Available records:
__________________________________________________

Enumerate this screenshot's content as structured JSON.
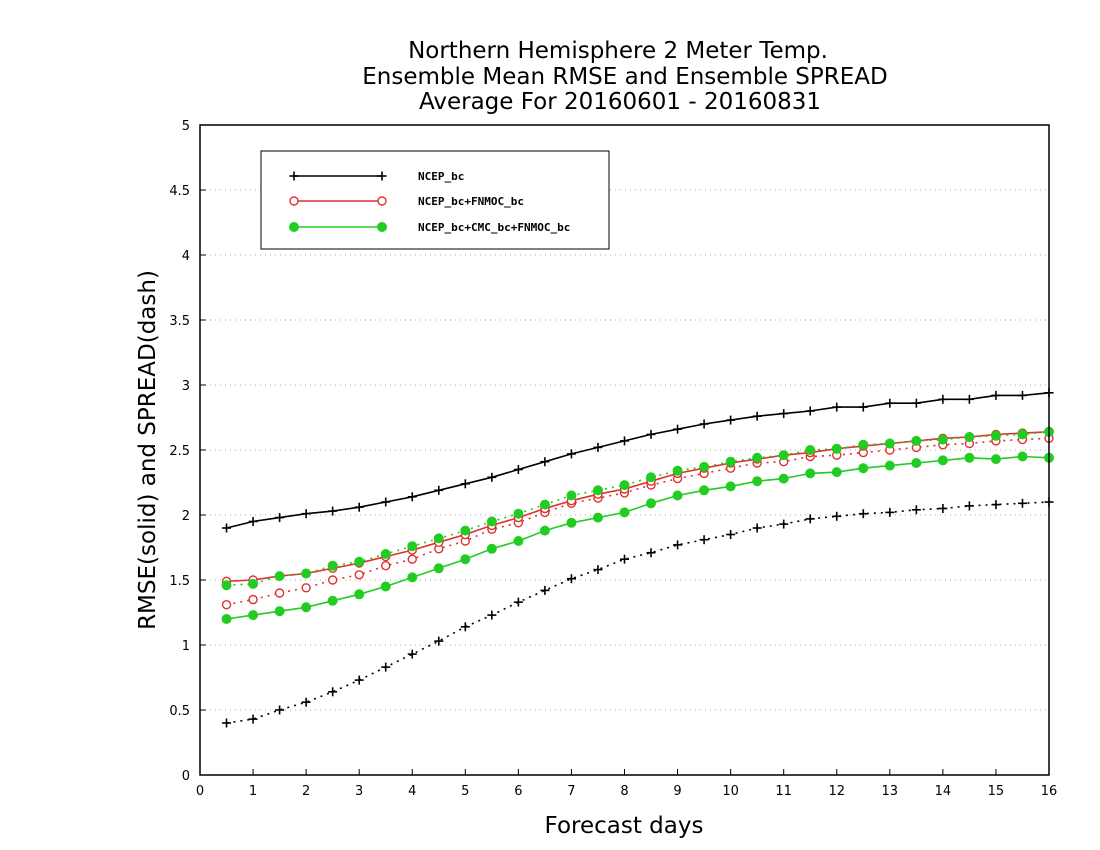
{
  "chart_data": {
    "type": "line",
    "title": [
      "Northern Hemisphere 2 Meter Temp.",
      "Ensemble Mean RMSE and Ensemble SPREAD",
      "Average For 20160601 - 20160831"
    ],
    "xlabel": "Forecast days",
    "ylabel": "RMSE(solid) and SPREAD(dash)",
    "xlim": [
      0,
      16
    ],
    "ylim": [
      0,
      5
    ],
    "xticks": [
      0,
      1,
      2,
      3,
      4,
      5,
      6,
      7,
      8,
      9,
      10,
      11,
      12,
      13,
      14,
      15,
      16
    ],
    "xtick_labels": [
      "0",
      "1",
      "2",
      "3",
      "4",
      "5",
      "6",
      "7",
      "8",
      "9",
      "10",
      "11",
      "12",
      "13",
      "14",
      "15",
      "16"
    ],
    "yticks": [
      0,
      0.5,
      1,
      1.5,
      2,
      2.5,
      3,
      3.5,
      4,
      4.5,
      5
    ],
    "ytick_labels": [
      "0",
      "0.5",
      "1",
      "1.5",
      "2",
      "2.5",
      "3",
      "3.5",
      "4",
      "4.5",
      "5"
    ],
    "grid": "horizontal dotted",
    "legend_position": "top-left",
    "x": [
      0.5,
      1,
      1.5,
      2,
      2.5,
      3,
      3.5,
      4,
      4.5,
      5,
      5.5,
      6,
      6.5,
      7,
      7.5,
      8,
      8.5,
      9,
      9.5,
      10,
      10.5,
      11,
      11.5,
      12,
      12.5,
      13,
      13.5,
      14,
      14.5,
      15,
      15.5,
      16
    ],
    "series": [
      {
        "name": "NCEP_bc",
        "color": "#000000",
        "marker": "plus",
        "rmse": [
          1.9,
          1.95,
          1.98,
          2.01,
          2.03,
          2.06,
          2.1,
          2.14,
          2.19,
          2.24,
          2.29,
          2.35,
          2.41,
          2.47,
          2.52,
          2.57,
          2.62,
          2.66,
          2.7,
          2.73,
          2.76,
          2.78,
          2.8,
          2.83,
          2.83,
          2.86,
          2.86,
          2.89,
          2.89,
          2.92,
          2.92,
          2.94
        ],
        "spread": [
          0.4,
          0.43,
          0.5,
          0.56,
          0.64,
          0.73,
          0.83,
          0.93,
          1.03,
          1.14,
          1.23,
          1.33,
          1.42,
          1.51,
          1.58,
          1.66,
          1.71,
          1.77,
          1.81,
          1.85,
          1.9,
          1.93,
          1.97,
          1.99,
          2.01,
          2.02,
          2.04,
          2.05,
          2.07,
          2.08,
          2.09,
          2.1
        ]
      },
      {
        "name": "NCEP_bc+FNMOC_bc",
        "color": "#e03030",
        "marker": "open-circle",
        "rmse": [
          1.49,
          1.5,
          1.53,
          1.55,
          1.59,
          1.63,
          1.68,
          1.73,
          1.79,
          1.85,
          1.92,
          1.98,
          2.05,
          2.11,
          2.16,
          2.2,
          2.26,
          2.32,
          2.36,
          2.4,
          2.43,
          2.46,
          2.48,
          2.51,
          2.53,
          2.55,
          2.57,
          2.59,
          2.6,
          2.62,
          2.63,
          2.64
        ],
        "spread": [
          1.31,
          1.35,
          1.4,
          1.44,
          1.5,
          1.54,
          1.61,
          1.66,
          1.74,
          1.8,
          1.89,
          1.94,
          2.02,
          2.09,
          2.13,
          2.17,
          2.23,
          2.28,
          2.32,
          2.36,
          2.4,
          2.41,
          2.45,
          2.46,
          2.48,
          2.5,
          2.52,
          2.54,
          2.55,
          2.57,
          2.58,
          2.59
        ]
      },
      {
        "name": "NCEP_bc+CMC_bc+FNMOC_bc",
        "color": "#22cc22",
        "marker": "filled-circle",
        "rmse": [
          1.2,
          1.23,
          1.26,
          1.29,
          1.34,
          1.39,
          1.45,
          1.52,
          1.59,
          1.66,
          1.74,
          1.8,
          1.88,
          1.94,
          1.98,
          2.02,
          2.09,
          2.15,
          2.19,
          2.22,
          2.26,
          2.28,
          2.32,
          2.33,
          2.36,
          2.38,
          2.4,
          2.42,
          2.44,
          2.43,
          2.45,
          2.44
        ],
        "spread": [
          1.46,
          1.47,
          1.53,
          1.55,
          1.61,
          1.64,
          1.7,
          1.76,
          1.82,
          1.88,
          1.95,
          2.01,
          2.08,
          2.15,
          2.19,
          2.23,
          2.29,
          2.34,
          2.37,
          2.41,
          2.44,
          2.46,
          2.5,
          2.51,
          2.54,
          2.55,
          2.57,
          2.58,
          2.6,
          2.61,
          2.62,
          2.64
        ]
      }
    ]
  }
}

__________________________________________________

What the task asks: Reproduce all of the data exactly; the pictures do not belong in the copy.

Correct answer:
Enumerate this screenshot's content as structured JSON.
{
  "chart_data": {
    "type": "line",
    "title": [
      "Northern Hemisphere 2 Meter Temp.",
      "Ensemble Mean RMSE and Ensemble SPREAD",
      "Average For 20160601 - 20160831"
    ],
    "xlabel": "Forecast days",
    "ylabel": "RMSE(solid) and SPREAD(dash)",
    "xlim": [
      0,
      16
    ],
    "ylim": [
      0,
      5
    ],
    "xticks": [
      0,
      1,
      2,
      3,
      4,
      5,
      6,
      7,
      8,
      9,
      10,
      11,
      12,
      13,
      14,
      15,
      16
    ],
    "xtick_labels": [
      "0",
      "1",
      "2",
      "3",
      "4",
      "5",
      "6",
      "7",
      "8",
      "9",
      "10",
      "11",
      "12",
      "13",
      "14",
      "15",
      "16"
    ],
    "yticks": [
      0,
      0.5,
      1,
      1.5,
      2,
      2.5,
      3,
      3.5,
      4,
      4.5,
      5
    ],
    "ytick_labels": [
      "0",
      "0.5",
      "1",
      "1.5",
      "2",
      "2.5",
      "3",
      "3.5",
      "4",
      "4.5",
      "5"
    ],
    "grid": "horizontal dotted",
    "legend_position": "top-left",
    "x": [
      0.5,
      1,
      1.5,
      2,
      2.5,
      3,
      3.5,
      4,
      4.5,
      5,
      5.5,
      6,
      6.5,
      7,
      7.5,
      8,
      8.5,
      9,
      9.5,
      10,
      10.5,
      11,
      11.5,
      12,
      12.5,
      13,
      13.5,
      14,
      14.5,
      15,
      15.5,
      16
    ],
    "series": [
      {
        "name": "NCEP_bc",
        "color": "#000000",
        "marker": "plus",
        "rmse": [
          1.9,
          1.95,
          1.98,
          2.01,
          2.03,
          2.06,
          2.1,
          2.14,
          2.19,
          2.24,
          2.29,
          2.35,
          2.41,
          2.47,
          2.52,
          2.57,
          2.62,
          2.66,
          2.7,
          2.73,
          2.76,
          2.78,
          2.8,
          2.83,
          2.83,
          2.86,
          2.86,
          2.89,
          2.89,
          2.92,
          2.92,
          2.94
        ],
        "spread": [
          0.4,
          0.43,
          0.5,
          0.56,
          0.64,
          0.73,
          0.83,
          0.93,
          1.03,
          1.14,
          1.23,
          1.33,
          1.42,
          1.51,
          1.58,
          1.66,
          1.71,
          1.77,
          1.81,
          1.85,
          1.9,
          1.93,
          1.97,
          1.99,
          2.01,
          2.02,
          2.04,
          2.05,
          2.07,
          2.08,
          2.09,
          2.1
        ]
      },
      {
        "name": "NCEP_bc+FNMOC_bc",
        "color": "#e03030",
        "marker": "open-circle",
        "rmse": [
          1.49,
          1.5,
          1.53,
          1.55,
          1.59,
          1.63,
          1.68,
          1.73,
          1.79,
          1.85,
          1.92,
          1.98,
          2.05,
          2.11,
          2.16,
          2.2,
          2.26,
          2.32,
          2.36,
          2.4,
          2.43,
          2.46,
          2.48,
          2.51,
          2.53,
          2.55,
          2.57,
          2.59,
          2.6,
          2.62,
          2.63,
          2.64
        ],
        "spread": [
          1.31,
          1.35,
          1.4,
          1.44,
          1.5,
          1.54,
          1.61,
          1.66,
          1.74,
          1.8,
          1.89,
          1.94,
          2.02,
          2.09,
          2.13,
          2.17,
          2.23,
          2.28,
          2.32,
          2.36,
          2.4,
          2.41,
          2.45,
          2.46,
          2.48,
          2.5,
          2.52,
          2.54,
          2.55,
          2.57,
          2.58,
          2.59
        ]
      },
      {
        "name": "NCEP_bc+CMC_bc+FNMOC_bc",
        "color": "#22cc22",
        "marker": "filled-circle",
        "rmse": [
          1.2,
          1.23,
          1.26,
          1.29,
          1.34,
          1.39,
          1.45,
          1.52,
          1.59,
          1.66,
          1.74,
          1.8,
          1.88,
          1.94,
          1.98,
          2.02,
          2.09,
          2.15,
          2.19,
          2.22,
          2.26,
          2.28,
          2.32,
          2.33,
          2.36,
          2.38,
          2.4,
          2.42,
          2.44,
          2.43,
          2.45,
          2.44
        ],
        "spread": [
          1.46,
          1.47,
          1.53,
          1.55,
          1.61,
          1.64,
          1.7,
          1.76,
          1.82,
          1.88,
          1.95,
          2.01,
          2.08,
          2.15,
          2.19,
          2.23,
          2.29,
          2.34,
          2.37,
          2.41,
          2.44,
          2.46,
          2.5,
          2.51,
          2.54,
          2.55,
          2.57,
          2.58,
          2.6,
          2.61,
          2.62,
          2.64
        ]
      }
    ]
  }
}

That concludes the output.